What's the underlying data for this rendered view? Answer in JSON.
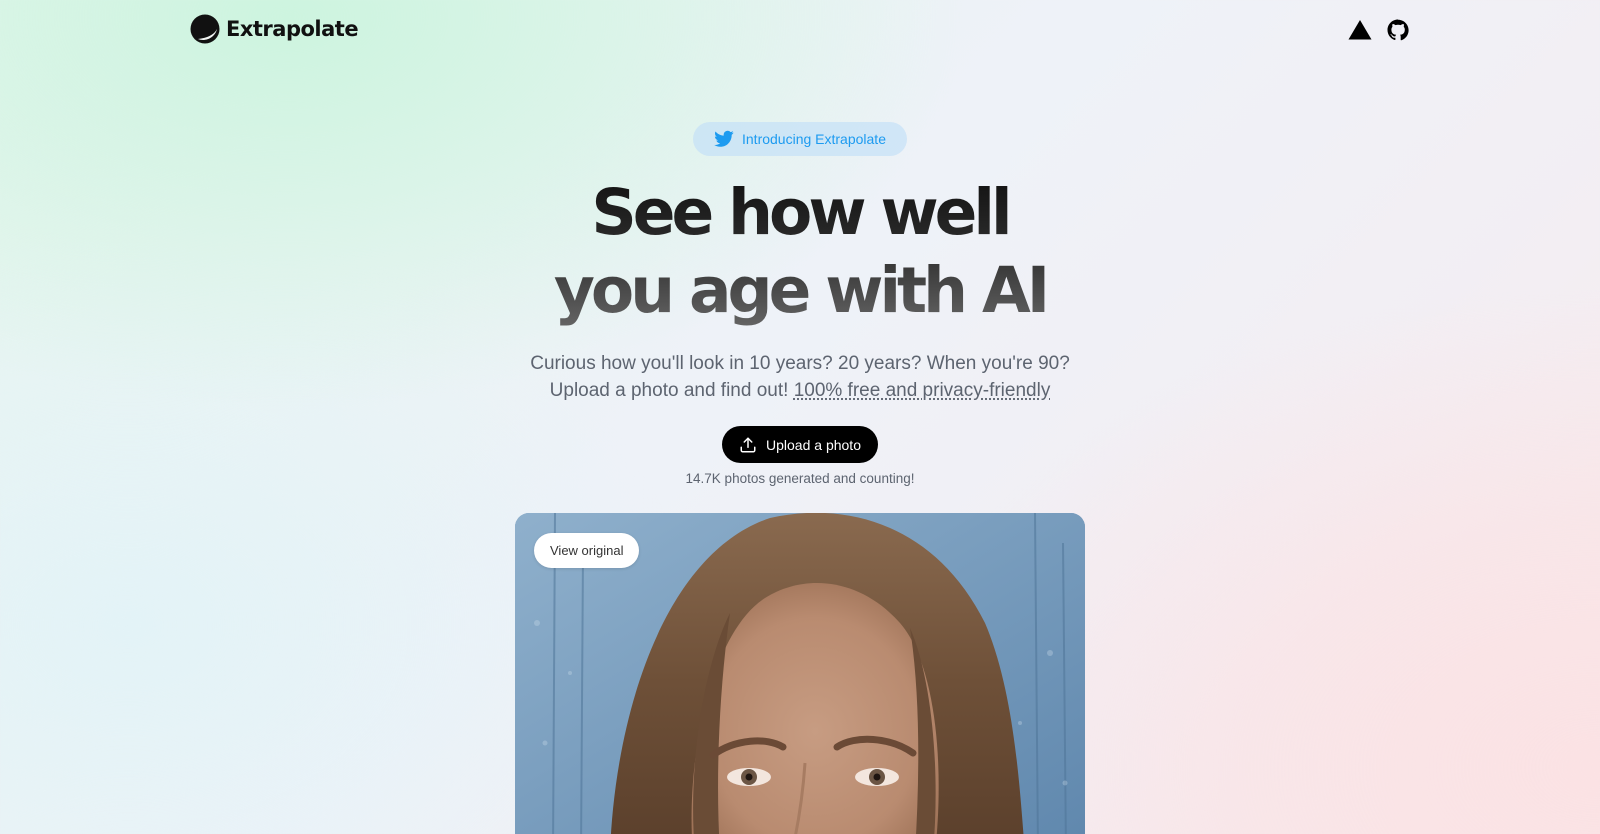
{
  "header": {
    "brand": "Extrapolate",
    "icons": [
      "vercel-icon",
      "github-icon"
    ]
  },
  "hero": {
    "announcement": "Introducing Extrapolate",
    "headline_line1": "See how well",
    "headline_line2": "you age with AI",
    "subtitle_line1": "Curious how you'll look in 10 years? 20 years? When you're 90?",
    "subtitle_line2_prefix": "Upload a photo and find out!",
    "subtitle_link": "100% free and privacy-friendly",
    "upload_label": "Upload a photo",
    "counter": "14.7K photos generated and counting!"
  },
  "photo": {
    "toggle_label": "View original"
  },
  "colors": {
    "twitter_blue": "#1d9bf0",
    "button_black": "#000000",
    "pill_bg": "#c1def8"
  }
}
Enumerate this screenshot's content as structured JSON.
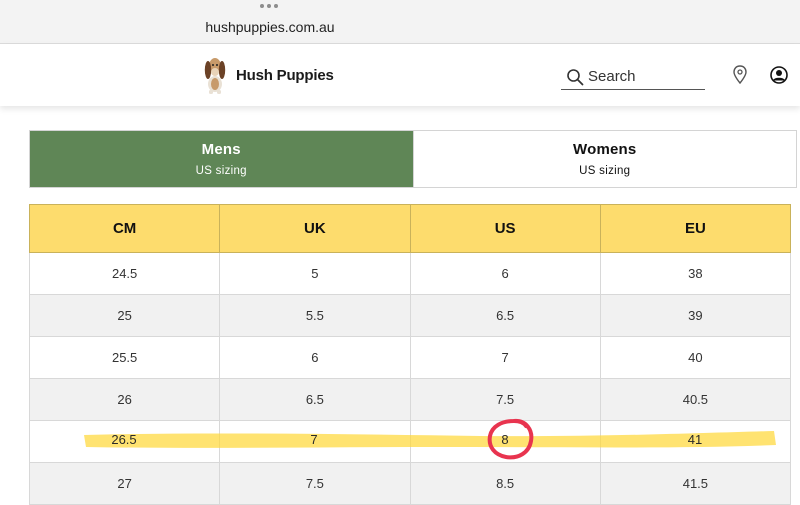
══════════════════════════════
Reproduce the records above exactly, leaving out every picture they contain.

• Output of the task:
What's the underlying data for this rendered view? Answer in JSON.
{
  "header": {
    "brand": "Extrapolate",
    "icons": [
      "vercel-icon",
      "github-icon"
    ]
  },
  "hero": {
    "announcement": "Introducing Extrapolate",
    "headline_line1": "See how well",
    "headline_line2": "you age with AI",
    "subtitle_line1": "Curious how you'll look in 10 years? 20 years? When you're 90?",
    "subtitle_line2_prefix": "Upload a photo and find out!",
    "subtitle_link": "100% free and privacy-friendly",
    "upload_label": "Upload a photo",
    "counter": "14.7K photos generated and counting!"
  },
  "photo": {
    "toggle_label": "View original"
  },
  "colors": {
    "twitter_blue": "#1d9bf0",
    "button_black": "#000000",
    "pill_bg": "#c1def8"
  }
}
Enumerate this screenshot's content as structured JSON.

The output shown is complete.